── Input for this task
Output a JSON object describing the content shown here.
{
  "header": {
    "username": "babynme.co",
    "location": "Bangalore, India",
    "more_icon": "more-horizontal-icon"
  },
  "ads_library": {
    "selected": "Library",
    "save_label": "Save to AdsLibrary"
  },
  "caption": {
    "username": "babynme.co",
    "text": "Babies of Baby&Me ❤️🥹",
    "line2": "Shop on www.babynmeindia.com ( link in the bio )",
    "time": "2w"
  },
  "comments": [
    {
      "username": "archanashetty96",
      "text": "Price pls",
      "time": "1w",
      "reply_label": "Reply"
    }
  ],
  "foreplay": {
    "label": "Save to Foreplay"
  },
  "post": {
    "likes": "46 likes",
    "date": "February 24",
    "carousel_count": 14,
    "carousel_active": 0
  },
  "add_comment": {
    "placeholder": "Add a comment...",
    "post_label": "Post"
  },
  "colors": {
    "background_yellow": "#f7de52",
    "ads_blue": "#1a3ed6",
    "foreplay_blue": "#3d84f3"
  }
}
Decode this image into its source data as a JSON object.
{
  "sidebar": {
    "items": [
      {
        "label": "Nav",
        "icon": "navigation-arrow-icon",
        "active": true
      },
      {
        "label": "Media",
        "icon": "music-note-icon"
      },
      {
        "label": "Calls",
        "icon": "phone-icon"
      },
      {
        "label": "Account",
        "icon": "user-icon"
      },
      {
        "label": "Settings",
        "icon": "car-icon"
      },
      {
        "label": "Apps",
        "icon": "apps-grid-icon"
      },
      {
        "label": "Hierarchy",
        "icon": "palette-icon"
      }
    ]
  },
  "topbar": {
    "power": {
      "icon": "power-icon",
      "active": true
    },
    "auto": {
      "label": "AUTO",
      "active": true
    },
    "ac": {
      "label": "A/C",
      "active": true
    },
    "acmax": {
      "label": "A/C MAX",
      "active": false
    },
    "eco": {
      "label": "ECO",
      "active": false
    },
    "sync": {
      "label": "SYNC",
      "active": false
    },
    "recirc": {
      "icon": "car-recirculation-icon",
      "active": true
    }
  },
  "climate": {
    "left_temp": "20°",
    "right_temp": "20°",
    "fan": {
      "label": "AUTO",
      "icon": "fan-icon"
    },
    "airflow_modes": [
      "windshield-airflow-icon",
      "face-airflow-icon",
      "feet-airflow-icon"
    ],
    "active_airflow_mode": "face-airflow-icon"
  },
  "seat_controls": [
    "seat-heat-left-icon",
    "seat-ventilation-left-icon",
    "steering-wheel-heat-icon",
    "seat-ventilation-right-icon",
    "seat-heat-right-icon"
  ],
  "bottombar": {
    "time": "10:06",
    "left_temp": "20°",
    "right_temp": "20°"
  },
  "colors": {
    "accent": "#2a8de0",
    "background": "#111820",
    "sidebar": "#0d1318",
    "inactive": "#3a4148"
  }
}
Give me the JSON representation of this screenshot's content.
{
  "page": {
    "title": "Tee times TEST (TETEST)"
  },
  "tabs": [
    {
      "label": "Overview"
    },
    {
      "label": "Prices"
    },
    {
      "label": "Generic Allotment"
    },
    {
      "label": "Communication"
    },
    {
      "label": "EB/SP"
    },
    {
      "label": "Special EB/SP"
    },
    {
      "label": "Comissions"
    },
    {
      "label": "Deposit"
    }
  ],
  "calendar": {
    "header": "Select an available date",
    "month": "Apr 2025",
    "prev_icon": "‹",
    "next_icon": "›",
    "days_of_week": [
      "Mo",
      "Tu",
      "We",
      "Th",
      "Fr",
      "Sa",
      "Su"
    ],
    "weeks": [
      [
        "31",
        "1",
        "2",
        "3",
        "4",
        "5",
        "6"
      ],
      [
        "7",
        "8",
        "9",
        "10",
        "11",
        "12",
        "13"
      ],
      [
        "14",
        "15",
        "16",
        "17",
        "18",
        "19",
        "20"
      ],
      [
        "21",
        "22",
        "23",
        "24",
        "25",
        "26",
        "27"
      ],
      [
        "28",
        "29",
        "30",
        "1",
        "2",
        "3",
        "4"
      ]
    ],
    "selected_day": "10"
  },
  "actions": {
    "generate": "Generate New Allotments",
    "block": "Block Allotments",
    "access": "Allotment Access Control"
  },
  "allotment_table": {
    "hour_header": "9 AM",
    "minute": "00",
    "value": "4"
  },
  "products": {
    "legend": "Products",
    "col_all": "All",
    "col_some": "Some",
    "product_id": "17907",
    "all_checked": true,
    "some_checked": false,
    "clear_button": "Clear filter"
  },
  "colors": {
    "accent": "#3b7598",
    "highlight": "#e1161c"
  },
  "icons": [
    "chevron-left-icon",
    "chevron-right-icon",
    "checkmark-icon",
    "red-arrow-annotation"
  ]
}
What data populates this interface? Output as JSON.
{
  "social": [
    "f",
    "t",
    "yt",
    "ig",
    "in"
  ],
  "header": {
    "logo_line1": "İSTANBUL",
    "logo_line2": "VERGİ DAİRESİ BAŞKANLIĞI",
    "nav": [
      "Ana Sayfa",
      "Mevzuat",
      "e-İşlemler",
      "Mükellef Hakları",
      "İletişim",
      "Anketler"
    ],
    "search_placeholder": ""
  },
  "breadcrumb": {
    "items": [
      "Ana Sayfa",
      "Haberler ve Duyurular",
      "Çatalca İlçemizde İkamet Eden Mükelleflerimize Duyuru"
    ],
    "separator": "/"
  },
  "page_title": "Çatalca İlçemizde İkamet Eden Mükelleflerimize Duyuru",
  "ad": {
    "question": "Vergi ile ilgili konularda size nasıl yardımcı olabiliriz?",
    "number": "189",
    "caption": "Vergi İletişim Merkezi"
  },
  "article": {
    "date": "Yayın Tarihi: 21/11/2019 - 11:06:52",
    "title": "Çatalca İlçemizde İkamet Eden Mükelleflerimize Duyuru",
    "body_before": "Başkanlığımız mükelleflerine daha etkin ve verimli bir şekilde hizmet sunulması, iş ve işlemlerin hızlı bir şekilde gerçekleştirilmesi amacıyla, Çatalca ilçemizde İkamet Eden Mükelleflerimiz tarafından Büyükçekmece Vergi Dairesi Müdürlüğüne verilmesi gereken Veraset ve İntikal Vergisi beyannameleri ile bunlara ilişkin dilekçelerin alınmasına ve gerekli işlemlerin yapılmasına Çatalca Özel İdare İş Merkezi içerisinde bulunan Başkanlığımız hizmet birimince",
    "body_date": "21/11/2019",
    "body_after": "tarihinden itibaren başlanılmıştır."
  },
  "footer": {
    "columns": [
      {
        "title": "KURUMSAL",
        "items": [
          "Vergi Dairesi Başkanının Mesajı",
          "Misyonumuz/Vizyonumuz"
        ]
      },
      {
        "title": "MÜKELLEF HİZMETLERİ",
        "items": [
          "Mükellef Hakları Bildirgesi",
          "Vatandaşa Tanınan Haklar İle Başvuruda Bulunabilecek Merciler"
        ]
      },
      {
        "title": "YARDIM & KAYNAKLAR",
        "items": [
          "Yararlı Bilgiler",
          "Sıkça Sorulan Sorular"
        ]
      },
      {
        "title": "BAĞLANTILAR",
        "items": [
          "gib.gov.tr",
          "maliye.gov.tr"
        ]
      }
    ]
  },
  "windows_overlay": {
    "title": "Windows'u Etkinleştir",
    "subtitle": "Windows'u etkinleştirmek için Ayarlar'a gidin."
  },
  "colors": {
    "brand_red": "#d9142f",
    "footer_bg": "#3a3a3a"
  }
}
────
Given exercise: Return, from the data, each line that has the word "İlçemizde" in it.

Solution to this exercise:
      "Çatalca İlçemizde İkamet Eden Mükelleflerimize Duyuru"
  "page_title": "Çatalca İlçemizde İkamet Eden Mükelleflerimize Duyuru",
    "title": "Çatalca İlçemizde İkamet Eden Mükelleflerimize Duyuru",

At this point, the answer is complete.